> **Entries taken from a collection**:
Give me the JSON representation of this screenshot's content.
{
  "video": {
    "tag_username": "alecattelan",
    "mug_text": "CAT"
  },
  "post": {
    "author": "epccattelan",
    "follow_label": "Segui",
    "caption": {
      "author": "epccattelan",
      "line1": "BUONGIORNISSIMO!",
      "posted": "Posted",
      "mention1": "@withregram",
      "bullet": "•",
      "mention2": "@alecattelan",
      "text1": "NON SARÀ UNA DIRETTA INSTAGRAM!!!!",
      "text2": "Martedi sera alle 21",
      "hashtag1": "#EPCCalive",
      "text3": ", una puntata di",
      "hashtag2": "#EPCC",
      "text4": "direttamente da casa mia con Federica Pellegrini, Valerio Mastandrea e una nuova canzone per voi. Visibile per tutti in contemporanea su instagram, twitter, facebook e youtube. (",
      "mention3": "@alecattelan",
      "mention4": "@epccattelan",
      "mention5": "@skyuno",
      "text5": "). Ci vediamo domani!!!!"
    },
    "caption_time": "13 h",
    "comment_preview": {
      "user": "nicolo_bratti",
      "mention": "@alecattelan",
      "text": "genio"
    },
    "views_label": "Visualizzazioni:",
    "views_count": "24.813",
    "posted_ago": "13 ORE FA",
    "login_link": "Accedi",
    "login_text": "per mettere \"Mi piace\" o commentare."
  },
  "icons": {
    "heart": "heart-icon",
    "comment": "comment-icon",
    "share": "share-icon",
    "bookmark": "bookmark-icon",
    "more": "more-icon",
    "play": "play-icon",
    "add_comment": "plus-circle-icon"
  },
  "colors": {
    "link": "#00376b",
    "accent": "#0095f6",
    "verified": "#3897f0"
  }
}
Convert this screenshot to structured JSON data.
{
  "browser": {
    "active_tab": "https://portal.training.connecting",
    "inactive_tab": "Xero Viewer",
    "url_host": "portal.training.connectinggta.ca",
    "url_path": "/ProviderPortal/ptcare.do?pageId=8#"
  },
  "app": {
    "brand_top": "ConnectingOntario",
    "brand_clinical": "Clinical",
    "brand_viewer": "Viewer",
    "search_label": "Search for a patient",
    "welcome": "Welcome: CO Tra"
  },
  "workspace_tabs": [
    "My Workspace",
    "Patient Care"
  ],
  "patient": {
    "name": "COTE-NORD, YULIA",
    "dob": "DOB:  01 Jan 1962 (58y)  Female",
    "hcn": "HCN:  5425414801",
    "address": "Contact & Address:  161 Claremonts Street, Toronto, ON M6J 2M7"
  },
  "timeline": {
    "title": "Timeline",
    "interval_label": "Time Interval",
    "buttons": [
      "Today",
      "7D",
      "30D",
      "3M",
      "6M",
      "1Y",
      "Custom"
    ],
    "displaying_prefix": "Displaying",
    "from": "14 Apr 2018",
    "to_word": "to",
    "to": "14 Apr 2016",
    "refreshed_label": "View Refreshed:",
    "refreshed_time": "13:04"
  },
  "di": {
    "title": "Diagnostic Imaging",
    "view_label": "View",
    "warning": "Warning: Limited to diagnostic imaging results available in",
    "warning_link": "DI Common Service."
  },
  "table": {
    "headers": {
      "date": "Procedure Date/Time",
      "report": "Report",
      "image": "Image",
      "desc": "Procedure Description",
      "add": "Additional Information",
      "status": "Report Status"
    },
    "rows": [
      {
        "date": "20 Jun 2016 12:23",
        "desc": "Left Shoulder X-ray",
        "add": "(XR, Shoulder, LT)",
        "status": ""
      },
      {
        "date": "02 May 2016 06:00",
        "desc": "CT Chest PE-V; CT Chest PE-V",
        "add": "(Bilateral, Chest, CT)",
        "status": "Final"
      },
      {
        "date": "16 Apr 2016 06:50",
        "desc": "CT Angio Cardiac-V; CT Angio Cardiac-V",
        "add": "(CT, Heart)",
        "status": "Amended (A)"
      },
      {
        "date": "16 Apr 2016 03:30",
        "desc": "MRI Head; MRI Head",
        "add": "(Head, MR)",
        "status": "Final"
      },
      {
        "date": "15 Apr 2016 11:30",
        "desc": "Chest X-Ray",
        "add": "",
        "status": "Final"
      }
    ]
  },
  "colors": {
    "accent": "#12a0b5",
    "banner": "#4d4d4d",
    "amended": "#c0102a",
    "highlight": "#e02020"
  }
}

> **DIRECTIONS**:
Check each line of the entries for the string "Viewer". Copy the lines that have it.

> **EXERCISE RESPONSE**:
    "inactive_tab": "Xero Viewer",
    "brand_viewer": "Viewer",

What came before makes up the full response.